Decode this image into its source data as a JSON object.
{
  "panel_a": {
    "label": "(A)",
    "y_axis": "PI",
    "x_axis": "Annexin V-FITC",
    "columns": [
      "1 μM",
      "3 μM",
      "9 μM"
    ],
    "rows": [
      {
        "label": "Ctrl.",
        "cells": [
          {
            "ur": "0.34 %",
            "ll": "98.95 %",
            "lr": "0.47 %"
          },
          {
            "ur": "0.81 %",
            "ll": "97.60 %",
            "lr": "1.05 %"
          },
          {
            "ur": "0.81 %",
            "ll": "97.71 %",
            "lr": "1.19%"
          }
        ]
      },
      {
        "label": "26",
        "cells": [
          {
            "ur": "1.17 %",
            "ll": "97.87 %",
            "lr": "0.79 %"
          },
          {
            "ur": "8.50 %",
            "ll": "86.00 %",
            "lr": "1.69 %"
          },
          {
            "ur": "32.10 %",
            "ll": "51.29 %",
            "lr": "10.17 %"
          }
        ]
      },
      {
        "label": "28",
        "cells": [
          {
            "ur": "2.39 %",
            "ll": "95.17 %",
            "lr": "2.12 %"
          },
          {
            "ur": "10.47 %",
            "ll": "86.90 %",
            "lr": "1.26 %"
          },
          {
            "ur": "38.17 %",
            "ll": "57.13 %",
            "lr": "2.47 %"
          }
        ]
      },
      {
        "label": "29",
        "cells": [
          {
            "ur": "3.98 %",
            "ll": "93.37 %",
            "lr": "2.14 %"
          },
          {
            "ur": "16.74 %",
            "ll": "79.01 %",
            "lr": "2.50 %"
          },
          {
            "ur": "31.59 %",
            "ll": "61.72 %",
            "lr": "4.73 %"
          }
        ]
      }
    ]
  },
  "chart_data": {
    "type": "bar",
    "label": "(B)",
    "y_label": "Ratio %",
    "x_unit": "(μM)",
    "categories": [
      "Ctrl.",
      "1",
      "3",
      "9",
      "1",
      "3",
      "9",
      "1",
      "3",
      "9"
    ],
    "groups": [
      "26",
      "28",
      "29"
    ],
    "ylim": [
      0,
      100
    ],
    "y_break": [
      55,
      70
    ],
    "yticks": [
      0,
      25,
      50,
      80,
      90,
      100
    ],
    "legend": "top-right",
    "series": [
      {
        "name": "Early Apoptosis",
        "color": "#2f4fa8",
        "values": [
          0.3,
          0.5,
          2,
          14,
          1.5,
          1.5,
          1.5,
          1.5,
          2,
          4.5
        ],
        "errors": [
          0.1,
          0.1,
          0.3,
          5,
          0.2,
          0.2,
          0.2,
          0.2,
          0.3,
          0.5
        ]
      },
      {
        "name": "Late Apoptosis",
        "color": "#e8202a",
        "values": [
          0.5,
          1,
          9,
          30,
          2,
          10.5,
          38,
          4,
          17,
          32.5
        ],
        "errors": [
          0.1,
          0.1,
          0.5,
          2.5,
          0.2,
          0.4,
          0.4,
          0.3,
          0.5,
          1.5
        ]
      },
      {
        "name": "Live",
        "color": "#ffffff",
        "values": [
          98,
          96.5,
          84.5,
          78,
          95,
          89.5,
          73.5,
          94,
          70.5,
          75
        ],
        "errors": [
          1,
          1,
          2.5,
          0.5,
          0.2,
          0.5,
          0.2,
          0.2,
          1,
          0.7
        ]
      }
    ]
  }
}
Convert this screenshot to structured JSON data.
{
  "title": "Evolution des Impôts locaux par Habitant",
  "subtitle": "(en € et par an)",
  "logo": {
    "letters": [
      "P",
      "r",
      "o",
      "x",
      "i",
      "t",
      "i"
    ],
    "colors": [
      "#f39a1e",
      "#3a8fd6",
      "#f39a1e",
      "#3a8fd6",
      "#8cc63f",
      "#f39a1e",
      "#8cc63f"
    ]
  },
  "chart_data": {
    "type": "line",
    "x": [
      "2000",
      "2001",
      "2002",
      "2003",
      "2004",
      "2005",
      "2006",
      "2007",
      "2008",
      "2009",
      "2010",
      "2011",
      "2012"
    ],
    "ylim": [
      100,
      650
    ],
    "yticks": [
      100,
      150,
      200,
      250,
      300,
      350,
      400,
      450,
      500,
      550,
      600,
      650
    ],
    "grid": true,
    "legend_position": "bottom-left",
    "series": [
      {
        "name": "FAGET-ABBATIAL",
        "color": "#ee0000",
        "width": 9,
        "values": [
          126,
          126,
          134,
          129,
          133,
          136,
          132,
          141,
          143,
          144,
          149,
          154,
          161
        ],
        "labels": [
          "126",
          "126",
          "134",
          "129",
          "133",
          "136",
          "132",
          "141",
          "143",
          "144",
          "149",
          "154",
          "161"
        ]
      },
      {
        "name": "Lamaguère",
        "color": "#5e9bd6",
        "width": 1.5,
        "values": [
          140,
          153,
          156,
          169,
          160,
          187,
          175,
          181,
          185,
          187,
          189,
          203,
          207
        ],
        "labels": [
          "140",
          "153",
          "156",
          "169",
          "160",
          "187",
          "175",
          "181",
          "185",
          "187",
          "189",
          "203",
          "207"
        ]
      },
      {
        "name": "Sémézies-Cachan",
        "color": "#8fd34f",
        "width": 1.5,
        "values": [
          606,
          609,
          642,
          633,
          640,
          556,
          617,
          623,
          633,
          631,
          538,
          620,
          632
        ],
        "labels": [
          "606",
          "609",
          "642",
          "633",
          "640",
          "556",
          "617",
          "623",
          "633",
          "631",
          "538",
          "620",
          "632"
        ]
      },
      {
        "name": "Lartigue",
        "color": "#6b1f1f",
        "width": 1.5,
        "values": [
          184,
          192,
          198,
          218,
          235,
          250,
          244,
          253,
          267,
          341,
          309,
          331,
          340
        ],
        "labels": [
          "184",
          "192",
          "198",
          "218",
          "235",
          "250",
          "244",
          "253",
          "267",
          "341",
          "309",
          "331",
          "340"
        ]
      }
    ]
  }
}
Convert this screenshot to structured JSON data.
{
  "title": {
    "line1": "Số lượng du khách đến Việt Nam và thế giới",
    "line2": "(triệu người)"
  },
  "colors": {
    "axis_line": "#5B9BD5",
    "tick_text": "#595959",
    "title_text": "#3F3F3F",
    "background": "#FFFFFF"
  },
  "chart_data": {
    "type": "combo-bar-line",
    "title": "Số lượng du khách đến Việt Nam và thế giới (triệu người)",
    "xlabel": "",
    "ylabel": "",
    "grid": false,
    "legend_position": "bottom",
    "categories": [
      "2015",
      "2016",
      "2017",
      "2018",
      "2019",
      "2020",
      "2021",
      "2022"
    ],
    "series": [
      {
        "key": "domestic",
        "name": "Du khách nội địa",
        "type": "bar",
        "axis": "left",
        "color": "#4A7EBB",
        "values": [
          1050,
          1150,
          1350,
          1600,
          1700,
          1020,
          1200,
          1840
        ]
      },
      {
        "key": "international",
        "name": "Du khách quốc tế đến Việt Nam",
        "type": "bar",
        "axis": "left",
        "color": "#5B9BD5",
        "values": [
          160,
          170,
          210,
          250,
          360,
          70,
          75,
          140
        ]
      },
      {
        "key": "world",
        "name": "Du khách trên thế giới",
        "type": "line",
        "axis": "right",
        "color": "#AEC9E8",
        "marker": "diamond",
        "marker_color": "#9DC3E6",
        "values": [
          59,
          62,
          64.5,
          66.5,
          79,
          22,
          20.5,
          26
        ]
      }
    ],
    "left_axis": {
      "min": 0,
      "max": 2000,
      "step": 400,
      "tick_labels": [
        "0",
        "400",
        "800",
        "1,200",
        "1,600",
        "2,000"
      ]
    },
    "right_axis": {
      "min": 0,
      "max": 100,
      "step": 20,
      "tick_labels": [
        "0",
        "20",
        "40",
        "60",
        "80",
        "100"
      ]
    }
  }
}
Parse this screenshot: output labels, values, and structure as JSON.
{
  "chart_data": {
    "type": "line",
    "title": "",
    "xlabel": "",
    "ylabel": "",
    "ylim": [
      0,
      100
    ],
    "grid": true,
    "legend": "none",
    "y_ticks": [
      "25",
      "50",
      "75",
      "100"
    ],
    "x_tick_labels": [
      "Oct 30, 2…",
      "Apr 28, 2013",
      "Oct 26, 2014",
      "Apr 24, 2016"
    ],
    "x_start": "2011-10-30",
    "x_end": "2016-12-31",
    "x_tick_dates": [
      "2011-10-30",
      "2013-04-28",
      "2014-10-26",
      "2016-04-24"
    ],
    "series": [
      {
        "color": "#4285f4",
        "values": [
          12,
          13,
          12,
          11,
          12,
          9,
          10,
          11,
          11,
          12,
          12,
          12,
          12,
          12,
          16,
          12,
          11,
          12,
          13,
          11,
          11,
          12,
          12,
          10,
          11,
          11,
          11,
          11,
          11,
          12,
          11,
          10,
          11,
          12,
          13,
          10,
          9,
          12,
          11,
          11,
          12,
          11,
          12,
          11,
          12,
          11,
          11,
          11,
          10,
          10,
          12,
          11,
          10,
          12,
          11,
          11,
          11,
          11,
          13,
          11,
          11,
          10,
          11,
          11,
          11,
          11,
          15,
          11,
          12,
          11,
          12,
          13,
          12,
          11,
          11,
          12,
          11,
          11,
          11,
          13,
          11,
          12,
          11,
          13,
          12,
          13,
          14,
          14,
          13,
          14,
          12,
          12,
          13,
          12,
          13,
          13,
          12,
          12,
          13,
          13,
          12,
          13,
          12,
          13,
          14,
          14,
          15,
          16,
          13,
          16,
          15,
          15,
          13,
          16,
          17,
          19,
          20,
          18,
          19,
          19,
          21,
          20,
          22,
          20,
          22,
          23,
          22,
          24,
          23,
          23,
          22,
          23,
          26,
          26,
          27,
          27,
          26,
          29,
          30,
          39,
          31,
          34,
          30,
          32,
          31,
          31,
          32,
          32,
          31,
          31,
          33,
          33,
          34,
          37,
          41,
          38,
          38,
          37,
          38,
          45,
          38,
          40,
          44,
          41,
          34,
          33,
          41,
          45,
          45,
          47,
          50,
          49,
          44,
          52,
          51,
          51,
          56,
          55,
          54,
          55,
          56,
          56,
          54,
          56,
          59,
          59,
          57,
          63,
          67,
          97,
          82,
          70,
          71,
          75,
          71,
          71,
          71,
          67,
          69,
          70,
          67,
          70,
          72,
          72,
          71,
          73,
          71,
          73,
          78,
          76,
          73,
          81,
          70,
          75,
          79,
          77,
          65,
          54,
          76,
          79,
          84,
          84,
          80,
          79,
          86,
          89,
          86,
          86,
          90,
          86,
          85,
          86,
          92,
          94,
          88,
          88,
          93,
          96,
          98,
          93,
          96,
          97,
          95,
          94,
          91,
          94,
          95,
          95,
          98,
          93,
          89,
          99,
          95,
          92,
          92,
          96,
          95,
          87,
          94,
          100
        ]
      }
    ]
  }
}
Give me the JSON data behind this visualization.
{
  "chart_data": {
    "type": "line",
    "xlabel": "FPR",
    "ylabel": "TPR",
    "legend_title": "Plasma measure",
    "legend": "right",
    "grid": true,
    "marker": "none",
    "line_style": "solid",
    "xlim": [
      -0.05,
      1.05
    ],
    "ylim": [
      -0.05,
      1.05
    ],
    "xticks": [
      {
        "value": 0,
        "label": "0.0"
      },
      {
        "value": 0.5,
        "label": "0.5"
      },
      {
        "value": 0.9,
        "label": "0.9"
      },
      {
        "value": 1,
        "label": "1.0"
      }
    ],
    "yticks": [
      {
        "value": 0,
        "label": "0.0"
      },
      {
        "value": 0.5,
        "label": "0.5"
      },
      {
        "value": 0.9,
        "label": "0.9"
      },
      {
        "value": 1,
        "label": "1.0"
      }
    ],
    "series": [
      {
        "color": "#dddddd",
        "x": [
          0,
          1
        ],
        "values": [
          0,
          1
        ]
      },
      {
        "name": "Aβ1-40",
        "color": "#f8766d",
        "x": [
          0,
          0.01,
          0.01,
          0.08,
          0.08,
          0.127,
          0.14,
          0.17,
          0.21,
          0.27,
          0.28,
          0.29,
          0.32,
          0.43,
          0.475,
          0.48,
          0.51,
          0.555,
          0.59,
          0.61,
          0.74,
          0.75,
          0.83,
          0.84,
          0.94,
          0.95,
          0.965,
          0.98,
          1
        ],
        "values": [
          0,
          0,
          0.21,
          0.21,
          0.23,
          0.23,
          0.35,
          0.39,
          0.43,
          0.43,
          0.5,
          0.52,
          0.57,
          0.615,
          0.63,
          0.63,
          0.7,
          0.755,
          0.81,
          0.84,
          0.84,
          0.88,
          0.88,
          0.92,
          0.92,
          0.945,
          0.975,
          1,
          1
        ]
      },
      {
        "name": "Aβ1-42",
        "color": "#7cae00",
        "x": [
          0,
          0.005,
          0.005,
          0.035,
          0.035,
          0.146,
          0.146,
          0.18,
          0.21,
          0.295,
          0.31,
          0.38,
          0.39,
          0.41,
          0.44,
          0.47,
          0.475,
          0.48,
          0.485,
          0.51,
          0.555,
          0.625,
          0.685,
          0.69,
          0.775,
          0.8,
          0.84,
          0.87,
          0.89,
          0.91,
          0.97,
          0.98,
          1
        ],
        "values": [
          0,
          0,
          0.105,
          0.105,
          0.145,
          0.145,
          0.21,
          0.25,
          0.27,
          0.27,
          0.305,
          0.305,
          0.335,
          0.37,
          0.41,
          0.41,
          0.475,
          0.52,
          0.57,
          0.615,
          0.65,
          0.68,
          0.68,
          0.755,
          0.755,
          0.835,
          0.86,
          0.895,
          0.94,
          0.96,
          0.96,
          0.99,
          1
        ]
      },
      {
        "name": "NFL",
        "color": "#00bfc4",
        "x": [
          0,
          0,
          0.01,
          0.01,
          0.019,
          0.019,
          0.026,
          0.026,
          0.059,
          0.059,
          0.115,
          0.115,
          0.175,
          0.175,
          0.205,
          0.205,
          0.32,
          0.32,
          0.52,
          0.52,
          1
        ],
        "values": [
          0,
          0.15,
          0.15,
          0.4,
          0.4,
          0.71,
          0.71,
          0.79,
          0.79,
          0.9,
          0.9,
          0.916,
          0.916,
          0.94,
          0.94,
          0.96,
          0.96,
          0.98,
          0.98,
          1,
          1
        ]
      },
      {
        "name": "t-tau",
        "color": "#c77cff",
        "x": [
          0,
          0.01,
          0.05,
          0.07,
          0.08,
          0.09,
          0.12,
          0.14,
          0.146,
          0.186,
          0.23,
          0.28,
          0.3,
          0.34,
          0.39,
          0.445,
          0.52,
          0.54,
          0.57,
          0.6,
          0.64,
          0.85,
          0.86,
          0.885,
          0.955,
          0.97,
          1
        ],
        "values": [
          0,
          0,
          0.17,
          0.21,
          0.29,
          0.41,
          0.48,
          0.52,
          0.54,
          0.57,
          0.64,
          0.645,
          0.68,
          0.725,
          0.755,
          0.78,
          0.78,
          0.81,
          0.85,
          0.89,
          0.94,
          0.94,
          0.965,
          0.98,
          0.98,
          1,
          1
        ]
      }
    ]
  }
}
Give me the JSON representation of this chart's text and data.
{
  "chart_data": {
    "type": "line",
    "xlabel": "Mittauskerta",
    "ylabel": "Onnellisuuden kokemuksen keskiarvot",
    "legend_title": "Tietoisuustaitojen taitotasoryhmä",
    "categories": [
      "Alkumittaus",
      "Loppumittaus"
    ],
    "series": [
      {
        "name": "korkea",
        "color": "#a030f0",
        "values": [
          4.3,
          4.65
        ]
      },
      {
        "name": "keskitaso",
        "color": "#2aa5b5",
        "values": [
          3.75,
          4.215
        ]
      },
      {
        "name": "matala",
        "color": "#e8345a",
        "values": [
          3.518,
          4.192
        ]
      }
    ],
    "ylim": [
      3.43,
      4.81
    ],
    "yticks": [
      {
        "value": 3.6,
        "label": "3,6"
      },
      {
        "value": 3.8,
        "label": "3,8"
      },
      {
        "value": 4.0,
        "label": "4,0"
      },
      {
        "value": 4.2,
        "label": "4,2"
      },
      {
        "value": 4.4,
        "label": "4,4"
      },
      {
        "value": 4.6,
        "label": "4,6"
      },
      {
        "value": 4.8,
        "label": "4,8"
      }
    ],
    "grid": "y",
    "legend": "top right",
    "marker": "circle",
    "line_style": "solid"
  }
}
────────
• WHAT THE TASK ASKS
All lines above containing the string "Give" are to be collected.

• OUTPUT OF THE EXERCISE
Give me the JSON data behind this visualization.
Give me the JSON representation of this chart's text and data.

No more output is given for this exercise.